-- BEGIN EXTRACTED INFORMATION --
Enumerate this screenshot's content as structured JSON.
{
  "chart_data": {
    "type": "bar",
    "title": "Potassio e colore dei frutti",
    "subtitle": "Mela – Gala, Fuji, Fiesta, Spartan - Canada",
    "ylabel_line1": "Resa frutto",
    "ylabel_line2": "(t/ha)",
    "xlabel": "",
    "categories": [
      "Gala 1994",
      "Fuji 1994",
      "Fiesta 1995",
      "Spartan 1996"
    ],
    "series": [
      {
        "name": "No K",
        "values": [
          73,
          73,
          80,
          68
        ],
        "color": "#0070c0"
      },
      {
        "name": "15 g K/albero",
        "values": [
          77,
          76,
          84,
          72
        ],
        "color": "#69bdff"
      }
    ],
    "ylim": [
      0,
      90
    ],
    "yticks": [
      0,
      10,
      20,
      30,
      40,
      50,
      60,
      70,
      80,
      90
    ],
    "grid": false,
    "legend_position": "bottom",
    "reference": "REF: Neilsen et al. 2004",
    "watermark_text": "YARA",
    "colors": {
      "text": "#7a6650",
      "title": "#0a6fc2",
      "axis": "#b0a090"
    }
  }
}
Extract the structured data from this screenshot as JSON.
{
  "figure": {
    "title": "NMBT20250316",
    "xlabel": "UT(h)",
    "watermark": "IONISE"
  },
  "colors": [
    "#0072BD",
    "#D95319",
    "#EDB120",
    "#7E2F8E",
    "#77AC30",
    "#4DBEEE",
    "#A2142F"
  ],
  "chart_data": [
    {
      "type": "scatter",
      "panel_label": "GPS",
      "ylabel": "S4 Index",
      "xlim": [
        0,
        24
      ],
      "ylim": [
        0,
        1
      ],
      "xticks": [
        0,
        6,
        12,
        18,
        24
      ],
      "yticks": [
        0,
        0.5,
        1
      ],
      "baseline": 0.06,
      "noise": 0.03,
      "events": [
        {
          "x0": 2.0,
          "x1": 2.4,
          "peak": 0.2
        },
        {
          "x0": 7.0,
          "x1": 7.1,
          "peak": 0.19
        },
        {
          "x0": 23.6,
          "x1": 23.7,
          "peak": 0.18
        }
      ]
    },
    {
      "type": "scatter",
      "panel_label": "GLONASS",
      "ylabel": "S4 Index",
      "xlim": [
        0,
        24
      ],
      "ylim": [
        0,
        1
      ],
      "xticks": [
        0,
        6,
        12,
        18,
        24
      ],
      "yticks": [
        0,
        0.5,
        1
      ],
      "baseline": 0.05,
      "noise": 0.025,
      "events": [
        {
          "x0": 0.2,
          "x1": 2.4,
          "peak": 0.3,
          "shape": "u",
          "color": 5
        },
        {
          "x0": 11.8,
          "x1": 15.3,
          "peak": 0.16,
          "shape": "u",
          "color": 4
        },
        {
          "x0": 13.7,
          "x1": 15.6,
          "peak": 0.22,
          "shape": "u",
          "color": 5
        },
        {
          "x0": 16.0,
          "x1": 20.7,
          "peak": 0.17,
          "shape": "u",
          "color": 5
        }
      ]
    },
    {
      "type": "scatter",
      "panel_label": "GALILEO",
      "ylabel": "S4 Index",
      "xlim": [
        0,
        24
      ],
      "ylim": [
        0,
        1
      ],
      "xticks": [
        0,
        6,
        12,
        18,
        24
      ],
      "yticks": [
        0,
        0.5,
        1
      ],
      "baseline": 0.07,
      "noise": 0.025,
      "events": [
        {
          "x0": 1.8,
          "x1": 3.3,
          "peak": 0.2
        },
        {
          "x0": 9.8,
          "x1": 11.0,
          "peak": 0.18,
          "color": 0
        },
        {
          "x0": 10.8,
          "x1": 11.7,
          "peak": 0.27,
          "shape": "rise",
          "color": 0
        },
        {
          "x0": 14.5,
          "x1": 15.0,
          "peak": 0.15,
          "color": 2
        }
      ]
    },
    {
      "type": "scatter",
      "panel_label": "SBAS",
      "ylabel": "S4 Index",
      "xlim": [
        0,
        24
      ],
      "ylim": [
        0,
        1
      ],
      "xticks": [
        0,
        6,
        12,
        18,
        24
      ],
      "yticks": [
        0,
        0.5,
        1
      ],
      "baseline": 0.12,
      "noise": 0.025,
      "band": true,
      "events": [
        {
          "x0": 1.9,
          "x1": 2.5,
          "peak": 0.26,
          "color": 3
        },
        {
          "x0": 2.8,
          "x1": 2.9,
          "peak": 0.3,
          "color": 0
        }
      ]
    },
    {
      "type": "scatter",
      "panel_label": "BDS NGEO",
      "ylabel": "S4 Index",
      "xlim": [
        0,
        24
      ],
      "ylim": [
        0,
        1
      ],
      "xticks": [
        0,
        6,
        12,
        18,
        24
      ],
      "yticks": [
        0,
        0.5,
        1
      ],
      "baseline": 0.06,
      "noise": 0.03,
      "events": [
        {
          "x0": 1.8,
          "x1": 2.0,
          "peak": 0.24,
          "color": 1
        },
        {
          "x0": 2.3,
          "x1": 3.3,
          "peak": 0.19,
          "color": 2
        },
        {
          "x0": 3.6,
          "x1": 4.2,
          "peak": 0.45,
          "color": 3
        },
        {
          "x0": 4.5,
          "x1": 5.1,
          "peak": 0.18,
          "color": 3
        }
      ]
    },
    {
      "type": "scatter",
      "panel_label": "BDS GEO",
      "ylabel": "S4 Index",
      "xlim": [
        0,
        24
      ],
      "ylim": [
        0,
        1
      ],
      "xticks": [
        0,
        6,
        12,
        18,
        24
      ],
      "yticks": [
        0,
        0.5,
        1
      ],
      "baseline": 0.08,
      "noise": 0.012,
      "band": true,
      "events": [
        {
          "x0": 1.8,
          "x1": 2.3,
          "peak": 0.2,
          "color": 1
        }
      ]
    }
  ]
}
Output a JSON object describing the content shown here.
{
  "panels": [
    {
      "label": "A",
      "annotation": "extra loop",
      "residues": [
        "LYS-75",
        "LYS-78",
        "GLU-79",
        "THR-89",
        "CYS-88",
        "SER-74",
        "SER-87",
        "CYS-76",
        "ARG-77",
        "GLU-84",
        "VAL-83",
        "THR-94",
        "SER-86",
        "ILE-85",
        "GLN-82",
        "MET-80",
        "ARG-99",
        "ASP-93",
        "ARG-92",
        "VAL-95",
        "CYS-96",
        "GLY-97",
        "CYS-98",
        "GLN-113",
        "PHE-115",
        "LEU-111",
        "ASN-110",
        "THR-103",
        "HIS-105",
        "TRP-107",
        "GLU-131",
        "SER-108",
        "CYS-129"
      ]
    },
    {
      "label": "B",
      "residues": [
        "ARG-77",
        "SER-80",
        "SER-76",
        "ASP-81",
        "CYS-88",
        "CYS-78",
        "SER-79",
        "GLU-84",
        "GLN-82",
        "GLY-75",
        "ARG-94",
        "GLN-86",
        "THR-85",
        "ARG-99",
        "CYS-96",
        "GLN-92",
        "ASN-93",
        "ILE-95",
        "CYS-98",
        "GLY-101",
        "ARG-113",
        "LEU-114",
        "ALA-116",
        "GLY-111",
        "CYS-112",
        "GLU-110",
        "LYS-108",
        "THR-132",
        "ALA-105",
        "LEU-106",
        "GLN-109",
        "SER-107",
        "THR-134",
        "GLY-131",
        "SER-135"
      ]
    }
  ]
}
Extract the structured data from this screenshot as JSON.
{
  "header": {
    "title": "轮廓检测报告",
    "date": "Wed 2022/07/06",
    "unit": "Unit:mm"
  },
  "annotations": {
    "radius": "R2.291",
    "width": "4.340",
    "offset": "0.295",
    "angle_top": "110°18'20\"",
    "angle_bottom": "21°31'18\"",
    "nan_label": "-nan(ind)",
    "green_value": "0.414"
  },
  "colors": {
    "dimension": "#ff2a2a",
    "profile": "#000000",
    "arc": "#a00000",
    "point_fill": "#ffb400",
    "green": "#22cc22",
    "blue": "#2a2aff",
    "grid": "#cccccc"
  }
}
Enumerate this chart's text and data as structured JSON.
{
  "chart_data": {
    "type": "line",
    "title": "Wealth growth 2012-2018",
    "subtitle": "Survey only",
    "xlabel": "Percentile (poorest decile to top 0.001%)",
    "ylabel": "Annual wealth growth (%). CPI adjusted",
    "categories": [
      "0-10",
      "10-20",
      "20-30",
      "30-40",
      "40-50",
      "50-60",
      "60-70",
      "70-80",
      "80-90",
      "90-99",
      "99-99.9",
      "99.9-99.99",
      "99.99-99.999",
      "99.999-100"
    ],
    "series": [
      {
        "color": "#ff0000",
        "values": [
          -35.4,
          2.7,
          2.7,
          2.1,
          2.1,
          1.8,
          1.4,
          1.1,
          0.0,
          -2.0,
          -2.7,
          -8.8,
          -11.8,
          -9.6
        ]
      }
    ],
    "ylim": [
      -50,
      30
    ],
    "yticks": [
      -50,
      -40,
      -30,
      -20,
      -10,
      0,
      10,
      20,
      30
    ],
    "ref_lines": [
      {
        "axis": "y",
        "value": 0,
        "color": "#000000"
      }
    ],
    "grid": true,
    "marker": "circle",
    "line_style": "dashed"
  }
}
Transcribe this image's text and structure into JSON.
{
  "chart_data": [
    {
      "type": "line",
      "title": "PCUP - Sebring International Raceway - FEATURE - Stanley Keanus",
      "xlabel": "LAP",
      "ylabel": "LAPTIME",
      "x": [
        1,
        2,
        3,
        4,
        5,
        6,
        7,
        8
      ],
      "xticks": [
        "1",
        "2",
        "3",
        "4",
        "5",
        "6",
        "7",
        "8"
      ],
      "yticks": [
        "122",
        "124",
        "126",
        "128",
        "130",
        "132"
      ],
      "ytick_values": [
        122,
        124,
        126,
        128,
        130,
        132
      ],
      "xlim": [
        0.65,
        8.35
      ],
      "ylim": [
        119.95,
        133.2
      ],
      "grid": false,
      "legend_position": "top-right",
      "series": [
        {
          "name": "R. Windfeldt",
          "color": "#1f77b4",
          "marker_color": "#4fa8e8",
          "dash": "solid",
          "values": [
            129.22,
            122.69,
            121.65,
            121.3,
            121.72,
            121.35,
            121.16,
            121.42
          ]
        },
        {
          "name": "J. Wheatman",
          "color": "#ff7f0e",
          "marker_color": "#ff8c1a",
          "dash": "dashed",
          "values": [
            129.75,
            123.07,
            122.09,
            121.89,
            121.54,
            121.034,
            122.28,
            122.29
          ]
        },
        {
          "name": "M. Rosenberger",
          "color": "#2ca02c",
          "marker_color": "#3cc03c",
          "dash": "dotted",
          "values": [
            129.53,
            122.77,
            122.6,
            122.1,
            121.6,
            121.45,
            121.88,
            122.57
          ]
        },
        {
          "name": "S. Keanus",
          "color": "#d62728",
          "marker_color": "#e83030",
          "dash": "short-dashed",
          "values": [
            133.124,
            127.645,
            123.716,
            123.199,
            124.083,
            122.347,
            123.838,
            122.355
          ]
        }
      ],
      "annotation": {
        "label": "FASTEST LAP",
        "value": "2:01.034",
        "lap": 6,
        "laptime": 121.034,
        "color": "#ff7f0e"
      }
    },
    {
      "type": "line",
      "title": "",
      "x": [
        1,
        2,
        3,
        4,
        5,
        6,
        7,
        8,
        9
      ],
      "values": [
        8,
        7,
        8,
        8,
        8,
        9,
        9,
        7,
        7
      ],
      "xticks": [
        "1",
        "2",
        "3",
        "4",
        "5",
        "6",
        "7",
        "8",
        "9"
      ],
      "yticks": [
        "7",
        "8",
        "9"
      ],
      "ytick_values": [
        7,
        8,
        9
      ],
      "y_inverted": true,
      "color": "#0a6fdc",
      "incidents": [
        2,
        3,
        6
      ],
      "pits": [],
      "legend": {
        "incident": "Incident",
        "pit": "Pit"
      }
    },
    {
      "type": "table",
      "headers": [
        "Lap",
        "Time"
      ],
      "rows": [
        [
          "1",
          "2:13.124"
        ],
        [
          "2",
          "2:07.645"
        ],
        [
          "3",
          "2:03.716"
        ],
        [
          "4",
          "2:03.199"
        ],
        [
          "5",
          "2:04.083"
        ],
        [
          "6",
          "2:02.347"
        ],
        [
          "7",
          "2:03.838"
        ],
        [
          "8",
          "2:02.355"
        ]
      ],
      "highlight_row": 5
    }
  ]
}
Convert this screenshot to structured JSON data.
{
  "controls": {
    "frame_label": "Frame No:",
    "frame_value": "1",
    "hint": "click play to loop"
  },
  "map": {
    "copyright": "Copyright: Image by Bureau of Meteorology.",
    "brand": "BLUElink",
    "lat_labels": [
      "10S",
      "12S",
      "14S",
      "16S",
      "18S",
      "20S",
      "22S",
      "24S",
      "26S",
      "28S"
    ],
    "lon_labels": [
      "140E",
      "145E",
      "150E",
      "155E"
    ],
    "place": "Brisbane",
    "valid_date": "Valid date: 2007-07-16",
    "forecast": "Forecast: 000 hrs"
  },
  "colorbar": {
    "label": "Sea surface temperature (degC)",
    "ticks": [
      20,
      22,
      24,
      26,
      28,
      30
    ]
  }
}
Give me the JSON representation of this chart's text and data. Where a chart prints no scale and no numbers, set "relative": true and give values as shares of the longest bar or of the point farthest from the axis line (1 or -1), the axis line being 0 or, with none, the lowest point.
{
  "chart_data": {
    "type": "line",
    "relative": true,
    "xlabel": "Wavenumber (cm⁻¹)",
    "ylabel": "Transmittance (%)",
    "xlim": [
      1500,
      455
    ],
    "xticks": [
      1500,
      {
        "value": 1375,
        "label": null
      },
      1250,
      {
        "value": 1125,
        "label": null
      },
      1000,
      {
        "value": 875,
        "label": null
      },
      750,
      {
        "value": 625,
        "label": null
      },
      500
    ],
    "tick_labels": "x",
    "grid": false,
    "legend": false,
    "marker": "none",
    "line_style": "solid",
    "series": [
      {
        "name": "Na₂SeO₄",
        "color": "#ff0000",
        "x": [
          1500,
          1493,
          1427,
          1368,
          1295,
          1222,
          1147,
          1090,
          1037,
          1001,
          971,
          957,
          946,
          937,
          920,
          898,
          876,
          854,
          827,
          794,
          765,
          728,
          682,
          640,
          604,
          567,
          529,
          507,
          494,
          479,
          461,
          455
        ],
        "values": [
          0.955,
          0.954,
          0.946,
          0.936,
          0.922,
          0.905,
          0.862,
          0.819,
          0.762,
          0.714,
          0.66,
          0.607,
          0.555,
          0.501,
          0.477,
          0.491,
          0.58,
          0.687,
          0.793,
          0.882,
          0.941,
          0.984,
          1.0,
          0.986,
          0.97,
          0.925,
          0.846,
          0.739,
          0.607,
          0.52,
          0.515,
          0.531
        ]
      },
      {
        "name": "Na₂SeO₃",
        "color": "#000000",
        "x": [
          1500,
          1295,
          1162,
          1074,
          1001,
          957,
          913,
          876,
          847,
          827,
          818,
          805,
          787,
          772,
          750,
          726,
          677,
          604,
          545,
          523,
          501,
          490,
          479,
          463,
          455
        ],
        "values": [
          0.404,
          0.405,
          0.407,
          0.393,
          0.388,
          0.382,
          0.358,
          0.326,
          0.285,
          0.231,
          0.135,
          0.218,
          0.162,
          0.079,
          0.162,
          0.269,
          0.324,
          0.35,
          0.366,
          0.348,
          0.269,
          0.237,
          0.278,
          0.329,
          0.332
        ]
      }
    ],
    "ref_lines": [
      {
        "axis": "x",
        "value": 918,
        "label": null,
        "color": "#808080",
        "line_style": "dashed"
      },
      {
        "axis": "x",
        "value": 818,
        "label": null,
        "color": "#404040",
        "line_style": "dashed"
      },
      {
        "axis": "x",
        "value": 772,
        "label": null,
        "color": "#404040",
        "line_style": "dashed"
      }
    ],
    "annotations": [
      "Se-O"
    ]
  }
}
-- END EXTRACTED INFORMATION --
TASK DIRECTIONS:
Which lines contain the word "loop"? Return each of them.

WRITTEN SOLUTION:
      "annotation": "extra loop",
    "hint": "click play to loop"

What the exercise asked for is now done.